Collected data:
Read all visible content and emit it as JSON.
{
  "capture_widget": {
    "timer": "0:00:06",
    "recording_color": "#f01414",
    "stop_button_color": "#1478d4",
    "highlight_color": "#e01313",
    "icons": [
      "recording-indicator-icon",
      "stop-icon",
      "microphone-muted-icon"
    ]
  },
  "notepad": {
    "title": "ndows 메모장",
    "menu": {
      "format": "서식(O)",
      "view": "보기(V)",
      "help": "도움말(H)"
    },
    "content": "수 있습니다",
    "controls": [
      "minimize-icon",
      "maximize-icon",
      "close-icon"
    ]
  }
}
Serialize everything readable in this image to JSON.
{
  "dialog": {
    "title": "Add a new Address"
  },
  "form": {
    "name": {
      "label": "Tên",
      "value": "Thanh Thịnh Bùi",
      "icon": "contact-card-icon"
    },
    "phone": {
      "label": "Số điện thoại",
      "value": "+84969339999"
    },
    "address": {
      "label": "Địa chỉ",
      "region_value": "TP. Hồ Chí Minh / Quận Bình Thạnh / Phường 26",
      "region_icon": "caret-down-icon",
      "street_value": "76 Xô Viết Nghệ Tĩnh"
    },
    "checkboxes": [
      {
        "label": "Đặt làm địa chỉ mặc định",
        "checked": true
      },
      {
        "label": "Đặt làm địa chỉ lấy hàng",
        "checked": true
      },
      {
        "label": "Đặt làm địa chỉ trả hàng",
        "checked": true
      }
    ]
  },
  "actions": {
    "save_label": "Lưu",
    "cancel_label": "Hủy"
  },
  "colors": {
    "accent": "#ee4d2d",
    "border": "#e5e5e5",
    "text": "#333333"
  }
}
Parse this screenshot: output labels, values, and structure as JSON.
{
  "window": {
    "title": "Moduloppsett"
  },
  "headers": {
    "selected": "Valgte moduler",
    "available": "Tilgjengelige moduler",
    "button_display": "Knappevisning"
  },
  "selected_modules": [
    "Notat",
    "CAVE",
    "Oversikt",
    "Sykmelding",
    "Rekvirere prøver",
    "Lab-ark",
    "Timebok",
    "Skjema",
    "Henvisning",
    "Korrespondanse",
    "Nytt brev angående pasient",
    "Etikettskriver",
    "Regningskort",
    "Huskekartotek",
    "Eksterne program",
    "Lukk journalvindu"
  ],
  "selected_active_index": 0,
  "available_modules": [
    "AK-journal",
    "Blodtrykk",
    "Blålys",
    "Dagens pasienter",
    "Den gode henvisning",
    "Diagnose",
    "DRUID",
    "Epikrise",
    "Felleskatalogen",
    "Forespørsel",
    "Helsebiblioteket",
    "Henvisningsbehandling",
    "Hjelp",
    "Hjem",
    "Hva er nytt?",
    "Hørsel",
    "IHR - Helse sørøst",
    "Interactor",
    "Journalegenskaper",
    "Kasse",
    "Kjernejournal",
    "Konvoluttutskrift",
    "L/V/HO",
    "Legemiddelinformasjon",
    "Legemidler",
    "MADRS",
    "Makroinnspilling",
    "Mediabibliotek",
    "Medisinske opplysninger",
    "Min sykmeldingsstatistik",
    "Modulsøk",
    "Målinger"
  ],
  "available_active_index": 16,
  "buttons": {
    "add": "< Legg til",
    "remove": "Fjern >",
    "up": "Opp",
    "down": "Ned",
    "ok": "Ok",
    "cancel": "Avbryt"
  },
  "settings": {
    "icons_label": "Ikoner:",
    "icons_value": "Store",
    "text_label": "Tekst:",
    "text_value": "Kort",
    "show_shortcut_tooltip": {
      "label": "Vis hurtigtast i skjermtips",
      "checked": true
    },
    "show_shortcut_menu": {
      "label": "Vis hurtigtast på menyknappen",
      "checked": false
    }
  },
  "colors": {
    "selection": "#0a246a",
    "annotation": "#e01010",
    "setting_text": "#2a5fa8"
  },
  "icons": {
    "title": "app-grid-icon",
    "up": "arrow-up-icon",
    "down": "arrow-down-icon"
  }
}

*Objective*. Look for the word "title" in every line of the listing and copy the lines that have it.

*Result of this task*.
    "title": "ndows 메모장",
    "title": "Add a new Address"
    "title": "Moduloppsett"
    "title": "app-grid-icon",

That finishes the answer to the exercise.